Data items:
--- BEGIN ---

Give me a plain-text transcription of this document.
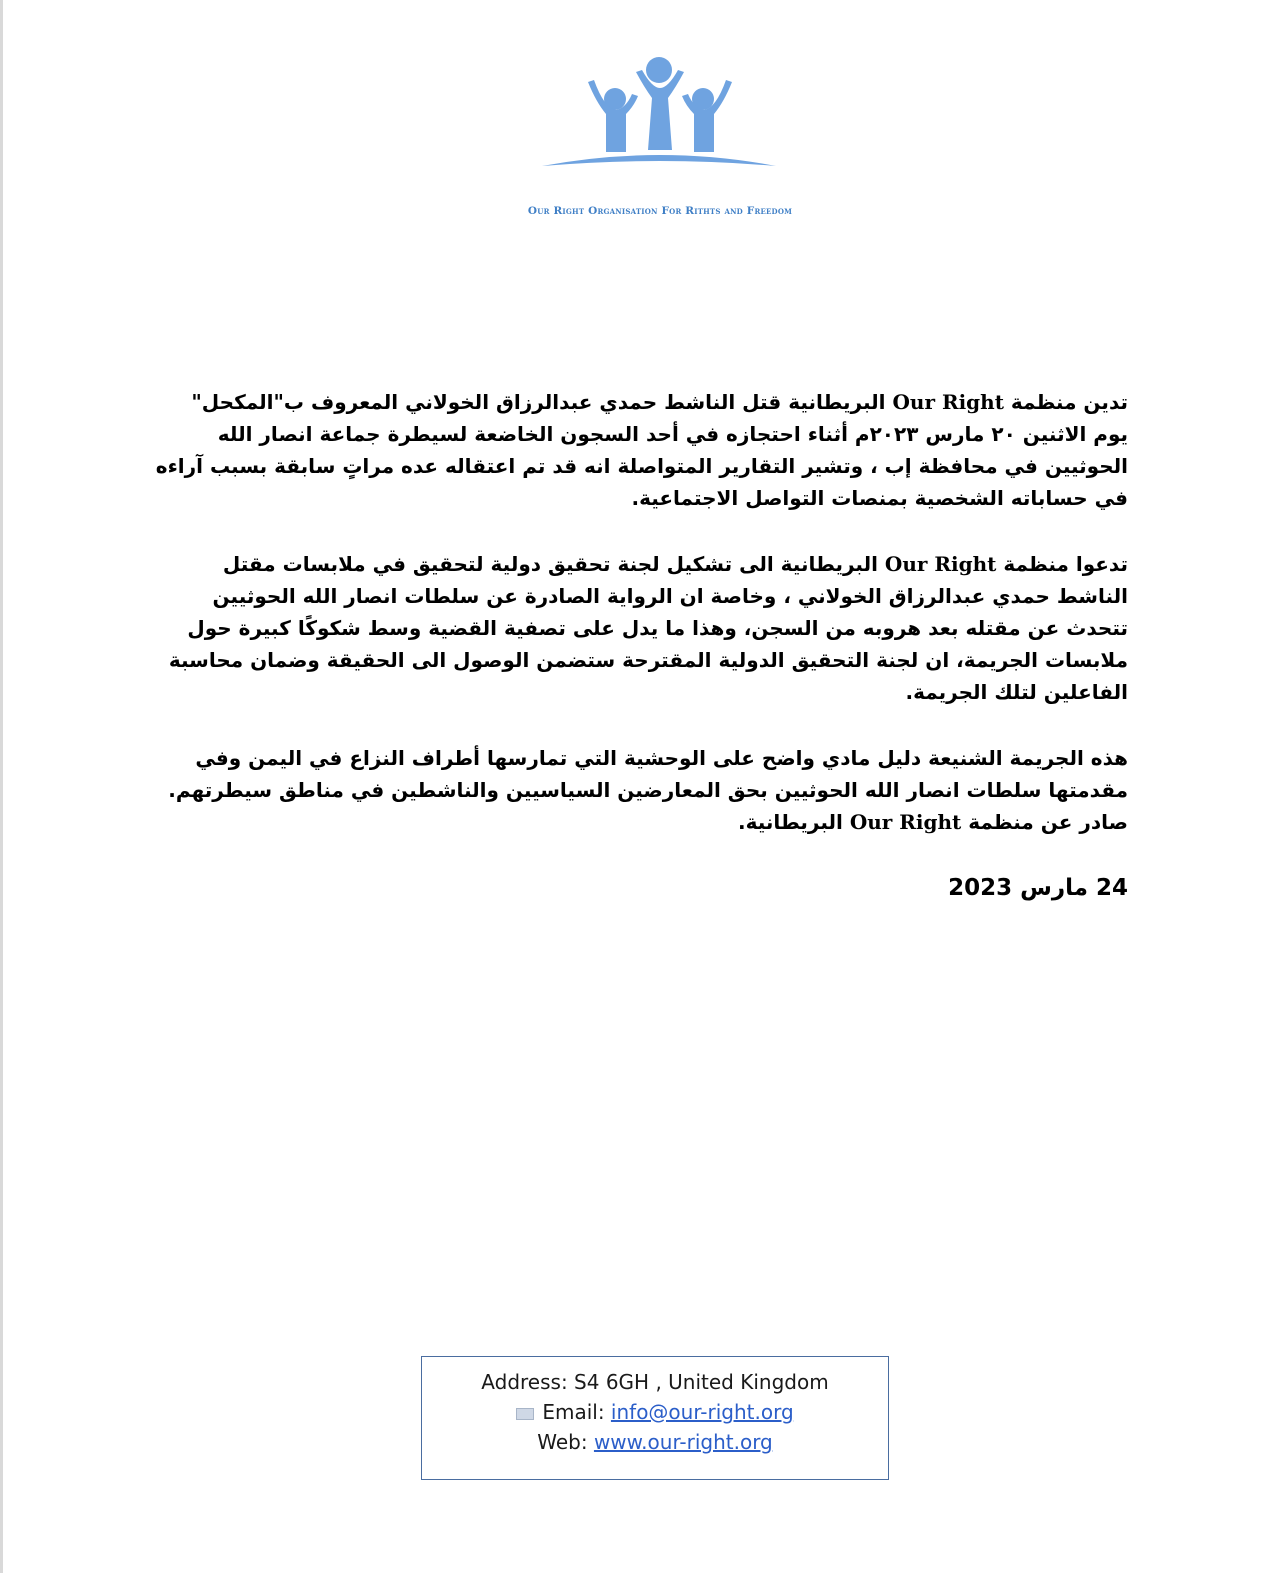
Our Right Organisation For Rithts and Freedom

تدين منظمة Our Right البريطانية قتل الناشط حمدي عبدالرزاق الخولاني المعروف ب"المكحل" يوم الاثنين ٢٠ مارس ٢٠٢٣م أثناء احتجازه في أحد السجون الخاضعة لسيطرة جماعة انصار الله الحوثيين في محافظة إب ، وتشير التقارير المتواصلة انه قد تم اعتقاله عده مراتٍ سابقة بسبب آراءه في حساباته الشخصية بمنصات التواصل الاجتماعية.

تدعوا منظمة Our Right البريطانية الى تشكيل لجنة تحقيق دولية لتحقيق في ملابسات مقتل الناشط حمدي عبدالرزاق الخولاني ، وخاصة ان الرواية الصادرة عن سلطات انصار الله الحوثيين تتحدث عن مقتله بعد هروبه من السجن، وهذا ما يدل على تصفية القضية وسط شكوكًا كبيرة حول ملابسات الجريمة، ان لجنة التحقيق الدولية المقترحة ستضمن الوصول الى الحقيقة وضمان محاسبة الفاعلين لتلك الجريمة.

هذه الجريمة الشنيعة دليل مادي واضح على الوحشية التي تمارسها أطراف النزاع في اليمن وفي مقدمتها سلطات انصار الله الحوثيين بحق المعارضين السياسيين والناشطين في مناطق سيطرتهم.

صادر عن منظمة Our Right البريطانية.

24 مارس 2023

Address: S4 6GH , United Kingdom
Email: info@our-right.org
Web: www.our-right.org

--- END ---

Given task:
Go through the material and select each line with the string "حمدي" in it.

Exercise result:
تدين منظمة Our Right البريطانية قتل الناشط حمدي عبدالرزاق الخولاني المعروف ب"المكحل" يوم الاثنين ٢٠ مارس ٢٠٢٣م أثناء احتجازه في أحد السجون الخاضعة لسيطرة جماعة انصار الله الحوثيين في محافظة إب ، وتشير التقارير المتواصلة انه قد تم اعتقاله عده مراتٍ سابقة بسبب آراءه في حساباته الشخصية بمنصات التواصل الاجتماعية.
تدعوا منظمة Our Right البريطانية الى تشكيل لجنة تحقيق دولية لتحقيق في ملابسات مقتل الناشط حمدي عبدالرزاق الخولاني ، وخاصة ان الرواية الصادرة عن سلطات انصار الله الحوثيين تتحدث عن مقتله بعد هروبه من السجن، وهذا ما يدل على تصفية القضية وسط شكوكًا كبيرة حول ملابسات الجريمة، ان لجنة التحقيق الدولية المقترحة ستضمن الوصول الى الحقيقة وضمان محاسبة الفاعلين لتلك الجريمة.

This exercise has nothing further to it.